## BEGIN Stored records
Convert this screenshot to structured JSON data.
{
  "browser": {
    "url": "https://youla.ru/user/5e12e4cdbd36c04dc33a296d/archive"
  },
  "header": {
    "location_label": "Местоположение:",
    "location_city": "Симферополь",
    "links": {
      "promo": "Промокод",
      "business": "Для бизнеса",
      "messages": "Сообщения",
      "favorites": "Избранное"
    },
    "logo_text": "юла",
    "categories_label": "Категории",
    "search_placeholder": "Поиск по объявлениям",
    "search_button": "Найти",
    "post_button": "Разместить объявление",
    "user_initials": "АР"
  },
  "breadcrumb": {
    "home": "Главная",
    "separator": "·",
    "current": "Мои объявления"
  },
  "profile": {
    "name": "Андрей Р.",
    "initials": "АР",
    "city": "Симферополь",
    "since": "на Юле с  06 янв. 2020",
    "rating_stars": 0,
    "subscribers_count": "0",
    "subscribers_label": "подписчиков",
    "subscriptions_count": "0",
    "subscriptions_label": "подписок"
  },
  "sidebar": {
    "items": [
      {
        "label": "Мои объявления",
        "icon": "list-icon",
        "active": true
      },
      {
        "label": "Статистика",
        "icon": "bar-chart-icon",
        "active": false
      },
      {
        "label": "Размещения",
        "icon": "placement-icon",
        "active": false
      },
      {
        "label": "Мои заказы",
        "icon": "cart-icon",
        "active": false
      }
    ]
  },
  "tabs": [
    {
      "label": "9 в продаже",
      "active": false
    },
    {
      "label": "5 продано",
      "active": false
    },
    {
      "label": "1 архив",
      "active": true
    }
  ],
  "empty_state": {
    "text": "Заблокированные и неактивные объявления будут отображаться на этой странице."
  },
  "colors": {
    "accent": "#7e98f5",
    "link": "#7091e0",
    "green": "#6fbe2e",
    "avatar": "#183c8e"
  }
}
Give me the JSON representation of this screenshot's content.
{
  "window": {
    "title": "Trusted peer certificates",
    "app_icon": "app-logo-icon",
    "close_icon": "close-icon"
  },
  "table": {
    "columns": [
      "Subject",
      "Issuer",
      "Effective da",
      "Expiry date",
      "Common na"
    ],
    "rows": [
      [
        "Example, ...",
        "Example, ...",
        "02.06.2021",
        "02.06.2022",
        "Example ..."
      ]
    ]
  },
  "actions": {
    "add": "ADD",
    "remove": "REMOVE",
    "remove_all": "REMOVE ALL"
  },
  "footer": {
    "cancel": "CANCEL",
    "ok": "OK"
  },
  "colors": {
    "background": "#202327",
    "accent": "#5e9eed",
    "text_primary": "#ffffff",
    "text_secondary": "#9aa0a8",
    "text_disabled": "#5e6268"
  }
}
## END Stored records
## BEGIN Stored records
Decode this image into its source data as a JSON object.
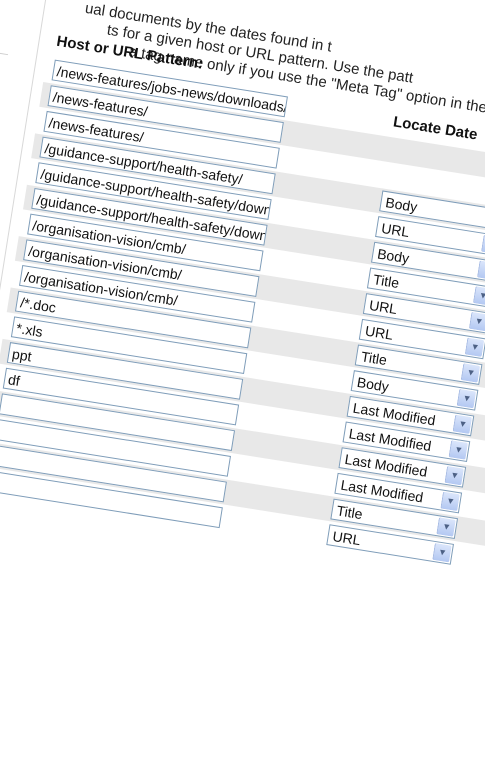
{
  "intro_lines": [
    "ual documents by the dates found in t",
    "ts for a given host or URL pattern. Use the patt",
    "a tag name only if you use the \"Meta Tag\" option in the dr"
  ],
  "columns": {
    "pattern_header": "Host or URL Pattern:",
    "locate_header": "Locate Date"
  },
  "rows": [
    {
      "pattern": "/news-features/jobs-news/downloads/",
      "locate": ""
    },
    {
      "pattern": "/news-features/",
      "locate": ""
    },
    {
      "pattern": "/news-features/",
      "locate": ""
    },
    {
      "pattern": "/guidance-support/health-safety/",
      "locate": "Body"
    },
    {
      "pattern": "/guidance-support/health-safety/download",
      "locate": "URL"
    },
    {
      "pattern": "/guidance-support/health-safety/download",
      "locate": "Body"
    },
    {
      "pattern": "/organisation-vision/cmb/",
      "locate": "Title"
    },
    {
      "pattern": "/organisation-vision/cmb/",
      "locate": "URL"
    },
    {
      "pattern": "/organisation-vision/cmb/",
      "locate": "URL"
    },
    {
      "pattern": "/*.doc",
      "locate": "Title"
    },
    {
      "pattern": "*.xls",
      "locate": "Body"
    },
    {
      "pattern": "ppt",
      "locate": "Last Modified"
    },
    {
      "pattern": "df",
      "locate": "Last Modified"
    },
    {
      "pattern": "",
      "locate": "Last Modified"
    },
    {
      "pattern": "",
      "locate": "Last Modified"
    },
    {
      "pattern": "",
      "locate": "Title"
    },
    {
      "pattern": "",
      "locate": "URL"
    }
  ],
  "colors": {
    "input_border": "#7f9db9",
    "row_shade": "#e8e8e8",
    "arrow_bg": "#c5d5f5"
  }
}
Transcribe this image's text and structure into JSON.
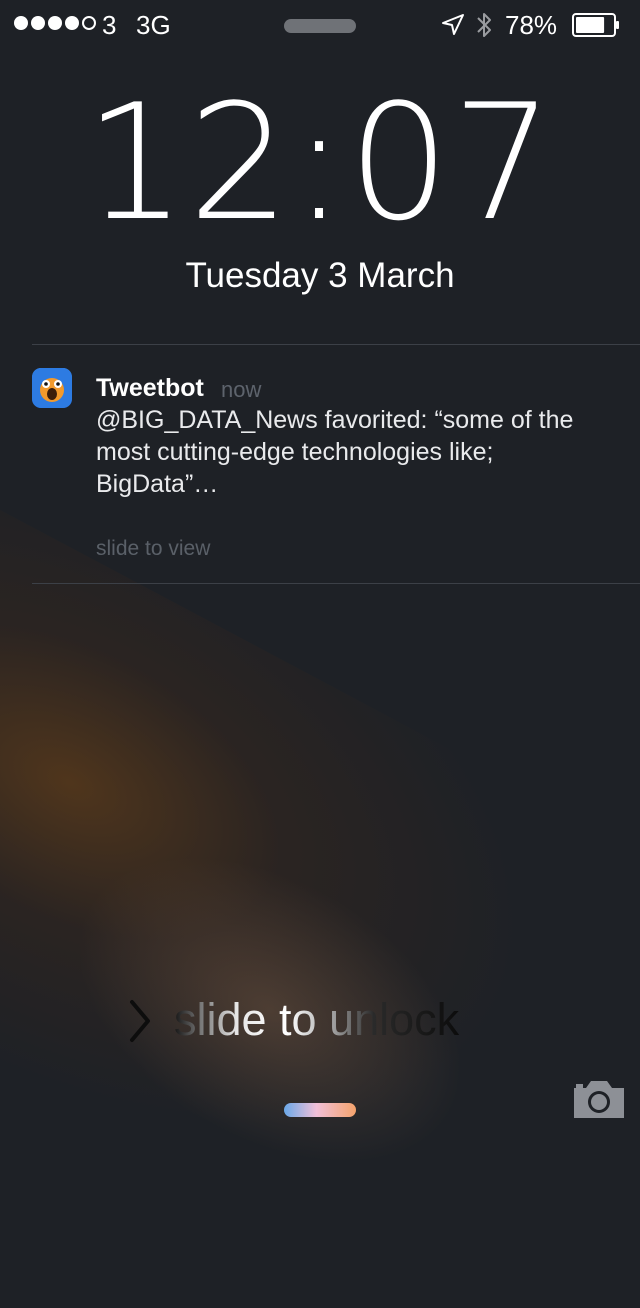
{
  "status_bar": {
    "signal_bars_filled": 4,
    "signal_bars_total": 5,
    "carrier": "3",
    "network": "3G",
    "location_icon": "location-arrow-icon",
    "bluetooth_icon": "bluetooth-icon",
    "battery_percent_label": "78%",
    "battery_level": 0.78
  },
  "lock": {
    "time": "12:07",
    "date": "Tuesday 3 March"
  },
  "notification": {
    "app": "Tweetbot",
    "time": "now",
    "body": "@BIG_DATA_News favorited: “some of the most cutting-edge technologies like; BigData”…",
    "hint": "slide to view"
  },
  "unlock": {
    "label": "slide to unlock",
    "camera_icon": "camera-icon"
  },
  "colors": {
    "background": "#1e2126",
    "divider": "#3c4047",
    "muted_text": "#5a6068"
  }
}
## END Stored records
Required task: Pick every line with "slide" in it and copy it.

Exercise solution:
    "hint": "slide to view"
    "label": "slide to unlock",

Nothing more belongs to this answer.